**Your instructions**: Without altering anything, output the material below.

**The input**:
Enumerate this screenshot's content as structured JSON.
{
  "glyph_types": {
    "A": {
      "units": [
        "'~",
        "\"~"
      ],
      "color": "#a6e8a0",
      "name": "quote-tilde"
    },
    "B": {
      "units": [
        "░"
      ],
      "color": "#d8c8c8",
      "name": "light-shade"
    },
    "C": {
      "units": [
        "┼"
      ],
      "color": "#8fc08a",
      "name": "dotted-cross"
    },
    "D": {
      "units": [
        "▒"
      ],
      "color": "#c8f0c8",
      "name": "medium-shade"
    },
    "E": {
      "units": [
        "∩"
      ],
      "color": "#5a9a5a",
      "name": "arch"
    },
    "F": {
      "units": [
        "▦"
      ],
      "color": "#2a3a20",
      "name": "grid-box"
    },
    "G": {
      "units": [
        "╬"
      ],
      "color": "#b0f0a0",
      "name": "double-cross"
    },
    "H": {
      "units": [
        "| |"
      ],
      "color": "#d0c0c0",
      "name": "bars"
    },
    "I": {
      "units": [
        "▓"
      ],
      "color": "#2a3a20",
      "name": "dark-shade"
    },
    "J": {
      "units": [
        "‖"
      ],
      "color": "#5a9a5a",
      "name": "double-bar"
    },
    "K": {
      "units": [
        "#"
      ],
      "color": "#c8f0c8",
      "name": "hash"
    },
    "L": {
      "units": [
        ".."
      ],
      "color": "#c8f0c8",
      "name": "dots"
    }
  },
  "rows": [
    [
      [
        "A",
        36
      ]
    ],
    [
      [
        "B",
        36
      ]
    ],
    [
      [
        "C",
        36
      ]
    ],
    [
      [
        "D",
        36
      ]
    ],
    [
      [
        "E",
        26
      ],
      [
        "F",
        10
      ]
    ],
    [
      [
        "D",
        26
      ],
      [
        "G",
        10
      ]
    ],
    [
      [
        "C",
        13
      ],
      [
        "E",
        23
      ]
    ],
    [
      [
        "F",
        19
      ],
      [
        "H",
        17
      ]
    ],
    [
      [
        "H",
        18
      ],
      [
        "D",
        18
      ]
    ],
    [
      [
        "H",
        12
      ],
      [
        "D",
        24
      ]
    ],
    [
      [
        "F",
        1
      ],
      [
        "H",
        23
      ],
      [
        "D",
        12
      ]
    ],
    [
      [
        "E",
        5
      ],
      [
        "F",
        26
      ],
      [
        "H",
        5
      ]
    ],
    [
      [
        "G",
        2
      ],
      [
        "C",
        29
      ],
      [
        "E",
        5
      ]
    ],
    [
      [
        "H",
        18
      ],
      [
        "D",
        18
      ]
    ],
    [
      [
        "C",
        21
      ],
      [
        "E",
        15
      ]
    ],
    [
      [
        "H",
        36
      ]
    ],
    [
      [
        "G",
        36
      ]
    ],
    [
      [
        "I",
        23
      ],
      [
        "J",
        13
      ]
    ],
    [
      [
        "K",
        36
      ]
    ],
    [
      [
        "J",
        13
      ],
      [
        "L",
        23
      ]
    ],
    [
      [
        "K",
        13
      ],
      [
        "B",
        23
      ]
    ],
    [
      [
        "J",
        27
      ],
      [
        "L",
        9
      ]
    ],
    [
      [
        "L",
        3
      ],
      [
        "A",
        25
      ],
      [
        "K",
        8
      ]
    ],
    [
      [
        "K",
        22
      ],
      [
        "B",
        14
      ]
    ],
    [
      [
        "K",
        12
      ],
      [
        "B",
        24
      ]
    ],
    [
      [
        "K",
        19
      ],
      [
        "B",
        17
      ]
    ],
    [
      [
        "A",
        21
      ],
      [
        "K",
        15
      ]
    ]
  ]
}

**Worked answer**:
Enumerate this screenshot's content as structured JSON.
{
  "glyph_types": {
    "A": {
      "units": [
        "'~",
        "\"~"
      ],
      "color": "#a6e8a0",
      "name": "quote-tilde"
    },
    "B": {
      "units": [
        "░"
      ],
      "color": "#d8c8c8",
      "name": "light-shade"
    },
    "C": {
      "units": [
        "┼"
      ],
      "color": "#8fc08a",
      "name": "dotted-cross"
    },
    "D": {
      "units": [
        "▒"
      ],
      "color": "#c8f0c8",
      "name": "medium-shade"
    },
    "E": {
      "units": [
        "∩"
      ],
      "color": "#5a9a5a",
      "name": "arch"
    },
    "F": {
      "units": [
        "▦"
      ],
      "color": "#2a3a20",
      "name": "grid-box"
    },
    "G": {
      "units": [
        "╬"
      ],
      "color": "#b0f0a0",
      "name": "double-cross"
    },
    "H": {
      "units": [
        "| |"
      ],
      "color": "#d0c0c0",
      "name": "bars"
    },
    "I": {
      "units": [
        "▓"
      ],
      "color": "#2a3a20",
      "name": "dark-shade"
    },
    "J": {
      "units": [
        "‖"
      ],
      "color": "#5a9a5a",
      "name": "double-bar"
    },
    "K": {
      "units": [
        "#"
      ],
      "color": "#c8f0c8",
      "name": "hash"
    },
    "L": {
      "units": [
        ".."
      ],
      "color": "#c8f0c8",
      "name": "dots"
    }
  },
  "rows": [
    [
      [
        "A",
        36
      ]
    ],
    [
      [
        "B",
        36
      ]
    ],
    [
      [
        "C",
        36
      ]
    ],
    [
      [
        "D",
        36
      ]
    ],
    [
      [
        "E",
        26
      ],
      [
        "F",
        10
      ]
    ],
    [
      [
        "D",
        26
      ],
      [
        "G",
        10
      ]
    ],
    [
      [
        "C",
        13
      ],
      [
        "E",
        23
      ]
    ],
    [
      [
        "F",
        19
      ],
      [
        "H",
        17
      ]
    ],
    [
      [
        "H",
        18
      ],
      [
        "D",
        18
      ]
    ],
    [
      [
        "H",
        12
      ],
      [
        "D",
        24
      ]
    ],
    [
      [
        "F",
        1
      ],
      [
        "H",
        23
      ],
      [
        "D",
        12
      ]
    ],
    [
      [
        "E",
        5
      ],
      [
        "F",
        26
      ],
      [
        "H",
        5
      ]
    ],
    [
      [
        "G",
        2
      ],
      [
        "C",
        29
      ],
      [
        "E",
        5
      ]
    ],
    [
      [
        "H",
        18
      ],
      [
        "D",
        18
      ]
    ],
    [
      [
        "C",
        21
      ],
      [
        "E",
        15
      ]
    ],
    [
      [
        "H",
        36
      ]
    ],
    [
      [
        "G",
        36
      ]
    ],
    [
      [
        "I",
        23
      ],
      [
        "J",
        13
      ]
    ],
    [
      [
        "K",
        36
      ]
    ],
    [
      [
        "J",
        13
      ],
      [
        "L",
        23
      ]
    ],
    [
      [
        "K",
        13
      ],
      [
        "B",
        23
      ]
    ],
    [
      [
        "J",
        27
      ],
      [
        "L",
        9
      ]
    ],
    [
      [
        "L",
        3
      ],
      [
        "A",
        25
      ],
      [
        "K",
        8
      ]
    ],
    [
      [
        "K",
        22
      ],
      [
        "B",
        14
      ]
    ],
    [
      [
        "K",
        12
      ],
      [
        "B",
        24
      ]
    ],
    [
      [
        "K",
        19
      ],
      [
        "B",
        17
      ]
    ],
    [
      [
        "A",
        21
      ],
      [
        "K",
        15
      ]
    ]
  ]
}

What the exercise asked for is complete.